***** Record set

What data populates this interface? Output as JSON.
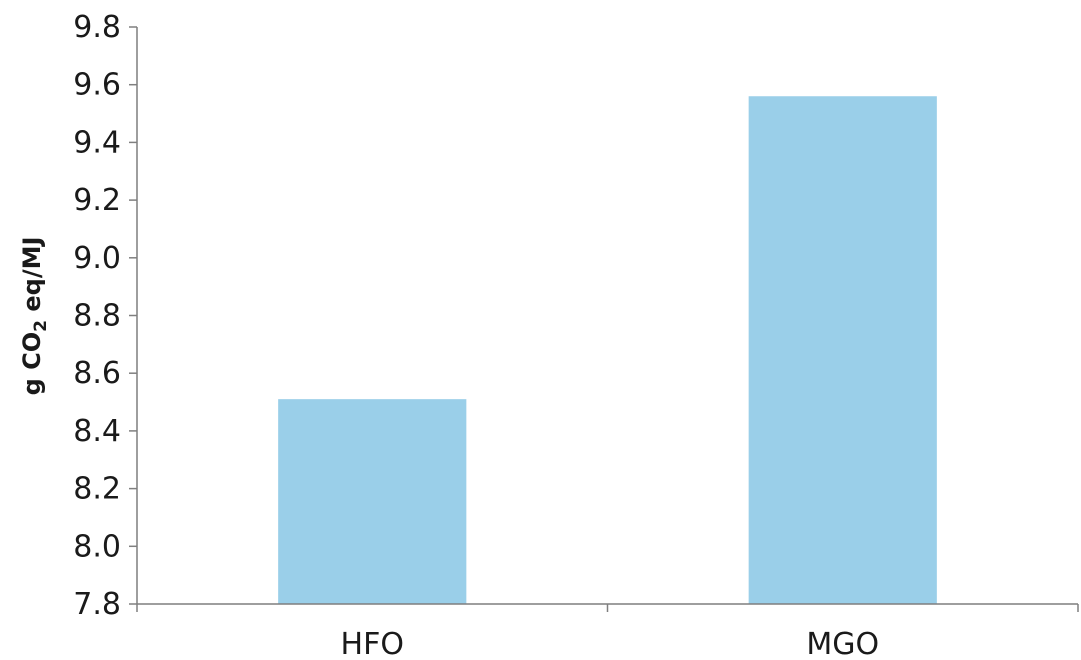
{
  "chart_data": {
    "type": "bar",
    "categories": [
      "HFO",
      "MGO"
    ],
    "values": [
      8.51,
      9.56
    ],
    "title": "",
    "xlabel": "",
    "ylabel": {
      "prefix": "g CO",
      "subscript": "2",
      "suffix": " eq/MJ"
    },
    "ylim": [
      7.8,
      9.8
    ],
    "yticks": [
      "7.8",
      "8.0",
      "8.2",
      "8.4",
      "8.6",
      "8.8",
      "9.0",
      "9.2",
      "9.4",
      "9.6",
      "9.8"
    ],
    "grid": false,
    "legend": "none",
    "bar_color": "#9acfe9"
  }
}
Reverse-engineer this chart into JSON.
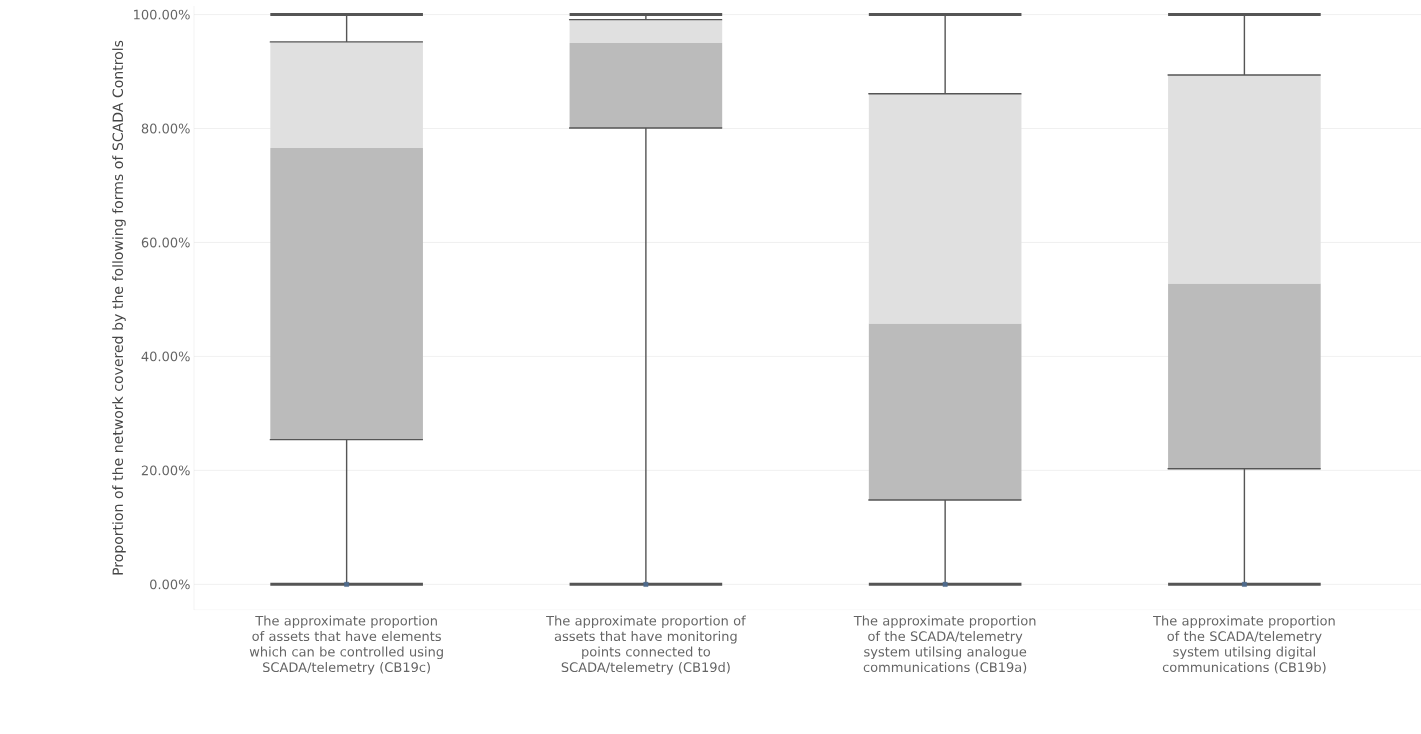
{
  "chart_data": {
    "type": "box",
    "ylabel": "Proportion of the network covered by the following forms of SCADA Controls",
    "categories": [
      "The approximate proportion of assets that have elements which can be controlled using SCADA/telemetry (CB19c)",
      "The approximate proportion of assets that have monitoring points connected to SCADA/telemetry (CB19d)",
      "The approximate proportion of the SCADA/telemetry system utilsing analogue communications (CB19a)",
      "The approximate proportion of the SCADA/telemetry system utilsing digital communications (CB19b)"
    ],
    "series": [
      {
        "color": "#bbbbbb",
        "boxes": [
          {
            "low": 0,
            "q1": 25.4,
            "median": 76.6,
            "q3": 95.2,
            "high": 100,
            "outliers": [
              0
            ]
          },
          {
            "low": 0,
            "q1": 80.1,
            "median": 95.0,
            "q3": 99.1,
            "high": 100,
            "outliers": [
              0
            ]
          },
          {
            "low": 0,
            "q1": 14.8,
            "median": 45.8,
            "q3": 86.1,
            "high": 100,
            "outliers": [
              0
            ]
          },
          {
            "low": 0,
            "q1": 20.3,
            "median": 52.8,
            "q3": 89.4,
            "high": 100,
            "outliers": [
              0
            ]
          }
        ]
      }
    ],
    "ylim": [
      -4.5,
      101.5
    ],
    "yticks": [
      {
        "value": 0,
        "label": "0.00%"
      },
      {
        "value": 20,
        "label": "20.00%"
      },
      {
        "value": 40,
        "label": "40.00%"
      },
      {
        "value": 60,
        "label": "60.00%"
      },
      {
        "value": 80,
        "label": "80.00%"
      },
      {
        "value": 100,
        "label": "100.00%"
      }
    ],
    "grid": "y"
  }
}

**********
***** Record set

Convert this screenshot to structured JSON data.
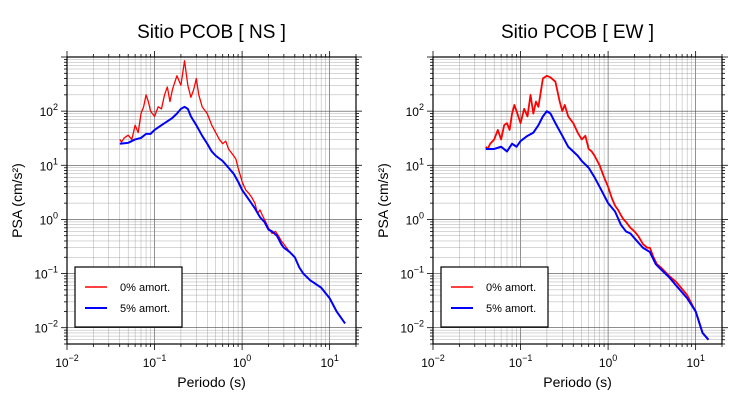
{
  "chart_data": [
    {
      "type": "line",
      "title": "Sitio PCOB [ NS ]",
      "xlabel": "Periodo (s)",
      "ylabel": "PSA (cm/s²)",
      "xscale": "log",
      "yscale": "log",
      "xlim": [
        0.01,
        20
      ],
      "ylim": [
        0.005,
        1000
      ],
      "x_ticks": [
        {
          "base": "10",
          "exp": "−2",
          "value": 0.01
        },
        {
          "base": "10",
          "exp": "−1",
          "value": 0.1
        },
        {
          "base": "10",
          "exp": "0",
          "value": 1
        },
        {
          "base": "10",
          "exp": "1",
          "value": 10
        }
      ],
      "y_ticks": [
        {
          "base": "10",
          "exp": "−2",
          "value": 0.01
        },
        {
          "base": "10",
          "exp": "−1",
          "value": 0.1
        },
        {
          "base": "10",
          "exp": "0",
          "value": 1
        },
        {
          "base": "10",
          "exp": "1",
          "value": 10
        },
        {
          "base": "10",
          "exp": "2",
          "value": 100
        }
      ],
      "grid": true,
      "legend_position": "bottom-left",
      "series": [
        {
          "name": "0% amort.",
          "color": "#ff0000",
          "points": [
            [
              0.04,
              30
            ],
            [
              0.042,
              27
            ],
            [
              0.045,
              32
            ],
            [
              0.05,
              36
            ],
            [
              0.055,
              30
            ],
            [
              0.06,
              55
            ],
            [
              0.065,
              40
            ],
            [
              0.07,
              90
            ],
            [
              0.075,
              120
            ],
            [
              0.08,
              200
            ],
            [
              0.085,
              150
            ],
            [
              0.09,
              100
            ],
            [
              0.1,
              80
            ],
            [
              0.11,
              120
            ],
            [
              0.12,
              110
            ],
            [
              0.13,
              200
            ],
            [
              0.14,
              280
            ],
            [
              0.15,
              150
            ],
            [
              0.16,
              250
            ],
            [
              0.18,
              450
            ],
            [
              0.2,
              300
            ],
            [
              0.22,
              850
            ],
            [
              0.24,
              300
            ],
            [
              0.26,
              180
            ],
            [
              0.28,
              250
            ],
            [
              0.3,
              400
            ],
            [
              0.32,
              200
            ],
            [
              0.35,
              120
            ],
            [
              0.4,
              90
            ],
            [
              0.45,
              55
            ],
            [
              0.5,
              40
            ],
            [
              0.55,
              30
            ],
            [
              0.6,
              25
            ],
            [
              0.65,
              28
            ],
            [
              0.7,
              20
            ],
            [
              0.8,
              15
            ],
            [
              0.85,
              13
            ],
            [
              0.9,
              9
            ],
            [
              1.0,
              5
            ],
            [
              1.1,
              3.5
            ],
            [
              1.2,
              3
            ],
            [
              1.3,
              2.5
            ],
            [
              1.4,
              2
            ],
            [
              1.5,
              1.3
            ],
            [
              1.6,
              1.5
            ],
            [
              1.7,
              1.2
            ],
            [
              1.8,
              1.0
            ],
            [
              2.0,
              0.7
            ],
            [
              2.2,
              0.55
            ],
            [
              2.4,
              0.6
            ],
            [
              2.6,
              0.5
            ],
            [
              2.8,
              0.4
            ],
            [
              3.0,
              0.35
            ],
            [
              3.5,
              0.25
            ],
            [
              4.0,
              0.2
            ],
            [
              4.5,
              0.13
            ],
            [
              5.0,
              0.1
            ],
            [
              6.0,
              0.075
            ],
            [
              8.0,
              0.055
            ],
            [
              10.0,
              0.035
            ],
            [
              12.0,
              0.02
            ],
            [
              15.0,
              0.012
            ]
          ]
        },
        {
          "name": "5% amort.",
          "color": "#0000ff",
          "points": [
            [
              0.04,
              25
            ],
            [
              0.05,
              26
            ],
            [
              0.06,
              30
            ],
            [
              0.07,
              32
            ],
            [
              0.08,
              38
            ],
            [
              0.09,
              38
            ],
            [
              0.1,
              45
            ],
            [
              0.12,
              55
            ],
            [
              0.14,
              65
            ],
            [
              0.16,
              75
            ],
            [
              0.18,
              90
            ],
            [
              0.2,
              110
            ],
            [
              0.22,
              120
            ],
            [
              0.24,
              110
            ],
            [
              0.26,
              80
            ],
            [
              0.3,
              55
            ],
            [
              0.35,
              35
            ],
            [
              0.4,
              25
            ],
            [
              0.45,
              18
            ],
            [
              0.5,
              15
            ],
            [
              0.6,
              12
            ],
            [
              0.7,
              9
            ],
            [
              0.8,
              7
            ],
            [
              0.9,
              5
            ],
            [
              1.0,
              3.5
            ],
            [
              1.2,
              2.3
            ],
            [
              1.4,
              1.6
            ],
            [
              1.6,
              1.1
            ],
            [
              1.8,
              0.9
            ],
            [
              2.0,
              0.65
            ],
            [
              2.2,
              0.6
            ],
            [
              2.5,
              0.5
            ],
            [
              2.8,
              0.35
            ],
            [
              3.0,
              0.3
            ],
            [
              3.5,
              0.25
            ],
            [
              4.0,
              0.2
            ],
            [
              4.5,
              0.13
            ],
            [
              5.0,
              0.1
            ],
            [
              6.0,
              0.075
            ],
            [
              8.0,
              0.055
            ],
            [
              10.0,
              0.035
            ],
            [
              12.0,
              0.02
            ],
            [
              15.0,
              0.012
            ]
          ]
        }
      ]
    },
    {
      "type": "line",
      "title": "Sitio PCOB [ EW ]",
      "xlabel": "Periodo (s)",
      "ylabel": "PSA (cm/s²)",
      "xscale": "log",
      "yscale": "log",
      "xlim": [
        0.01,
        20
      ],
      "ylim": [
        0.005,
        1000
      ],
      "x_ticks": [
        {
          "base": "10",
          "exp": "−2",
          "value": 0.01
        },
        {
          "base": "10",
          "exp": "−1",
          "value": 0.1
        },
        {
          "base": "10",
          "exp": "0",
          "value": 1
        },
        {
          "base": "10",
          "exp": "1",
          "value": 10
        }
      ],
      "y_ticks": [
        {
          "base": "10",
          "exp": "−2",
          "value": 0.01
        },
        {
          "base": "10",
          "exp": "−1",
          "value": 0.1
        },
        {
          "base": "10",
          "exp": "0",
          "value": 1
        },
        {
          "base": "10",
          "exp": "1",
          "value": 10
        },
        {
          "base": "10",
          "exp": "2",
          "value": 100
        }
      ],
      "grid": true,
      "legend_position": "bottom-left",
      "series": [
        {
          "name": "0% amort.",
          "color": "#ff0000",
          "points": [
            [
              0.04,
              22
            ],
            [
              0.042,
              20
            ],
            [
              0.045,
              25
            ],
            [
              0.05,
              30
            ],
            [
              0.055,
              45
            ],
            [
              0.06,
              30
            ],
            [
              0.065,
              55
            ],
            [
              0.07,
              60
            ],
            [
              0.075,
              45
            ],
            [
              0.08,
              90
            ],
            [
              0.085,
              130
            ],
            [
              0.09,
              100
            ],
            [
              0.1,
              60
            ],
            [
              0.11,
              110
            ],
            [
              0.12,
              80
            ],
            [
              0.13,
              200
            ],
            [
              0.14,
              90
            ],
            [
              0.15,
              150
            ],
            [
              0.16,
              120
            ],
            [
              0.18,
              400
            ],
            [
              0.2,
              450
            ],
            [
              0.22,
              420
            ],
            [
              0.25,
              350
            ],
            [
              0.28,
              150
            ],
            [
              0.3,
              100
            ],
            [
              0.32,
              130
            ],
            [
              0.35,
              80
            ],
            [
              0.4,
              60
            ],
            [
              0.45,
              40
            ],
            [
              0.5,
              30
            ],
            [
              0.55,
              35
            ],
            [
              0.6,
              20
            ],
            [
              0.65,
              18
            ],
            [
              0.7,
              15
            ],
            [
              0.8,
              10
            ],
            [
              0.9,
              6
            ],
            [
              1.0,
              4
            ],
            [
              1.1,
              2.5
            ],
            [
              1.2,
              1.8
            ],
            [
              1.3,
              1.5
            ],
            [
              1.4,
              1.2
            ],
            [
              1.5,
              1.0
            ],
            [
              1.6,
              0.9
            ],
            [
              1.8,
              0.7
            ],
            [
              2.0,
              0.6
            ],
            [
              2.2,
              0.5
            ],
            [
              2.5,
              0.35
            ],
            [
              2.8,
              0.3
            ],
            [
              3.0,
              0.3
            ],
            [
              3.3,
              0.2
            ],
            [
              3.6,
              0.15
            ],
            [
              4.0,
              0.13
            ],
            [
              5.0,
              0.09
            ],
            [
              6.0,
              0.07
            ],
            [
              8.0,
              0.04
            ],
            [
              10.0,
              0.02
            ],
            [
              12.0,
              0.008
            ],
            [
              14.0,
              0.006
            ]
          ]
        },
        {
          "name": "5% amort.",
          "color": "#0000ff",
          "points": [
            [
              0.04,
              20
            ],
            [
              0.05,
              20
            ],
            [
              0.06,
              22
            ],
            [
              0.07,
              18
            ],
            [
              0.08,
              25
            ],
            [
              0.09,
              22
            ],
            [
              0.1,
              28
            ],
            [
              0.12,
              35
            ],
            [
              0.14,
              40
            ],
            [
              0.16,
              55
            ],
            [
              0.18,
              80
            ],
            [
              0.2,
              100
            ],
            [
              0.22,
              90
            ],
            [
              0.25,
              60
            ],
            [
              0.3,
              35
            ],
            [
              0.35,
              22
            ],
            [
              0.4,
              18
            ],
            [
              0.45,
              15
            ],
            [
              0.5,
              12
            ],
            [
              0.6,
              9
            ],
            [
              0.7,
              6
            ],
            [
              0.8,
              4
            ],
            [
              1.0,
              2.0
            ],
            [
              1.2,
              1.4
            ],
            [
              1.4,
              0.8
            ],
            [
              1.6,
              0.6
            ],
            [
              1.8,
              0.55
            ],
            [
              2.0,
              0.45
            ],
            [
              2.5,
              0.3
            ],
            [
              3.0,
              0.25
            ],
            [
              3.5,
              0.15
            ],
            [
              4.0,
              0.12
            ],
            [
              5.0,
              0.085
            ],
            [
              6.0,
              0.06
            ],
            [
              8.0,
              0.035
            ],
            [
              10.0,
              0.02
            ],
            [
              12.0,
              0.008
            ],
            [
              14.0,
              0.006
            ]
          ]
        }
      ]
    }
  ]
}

**********

* Task description:
Copy in full each line that holds the word "JSON".

* Solution for this problem:
What data populates this interface? Output as JSON.
Reverse-engineer this chart into JSON.
Convert this screenshot to structured JSON data.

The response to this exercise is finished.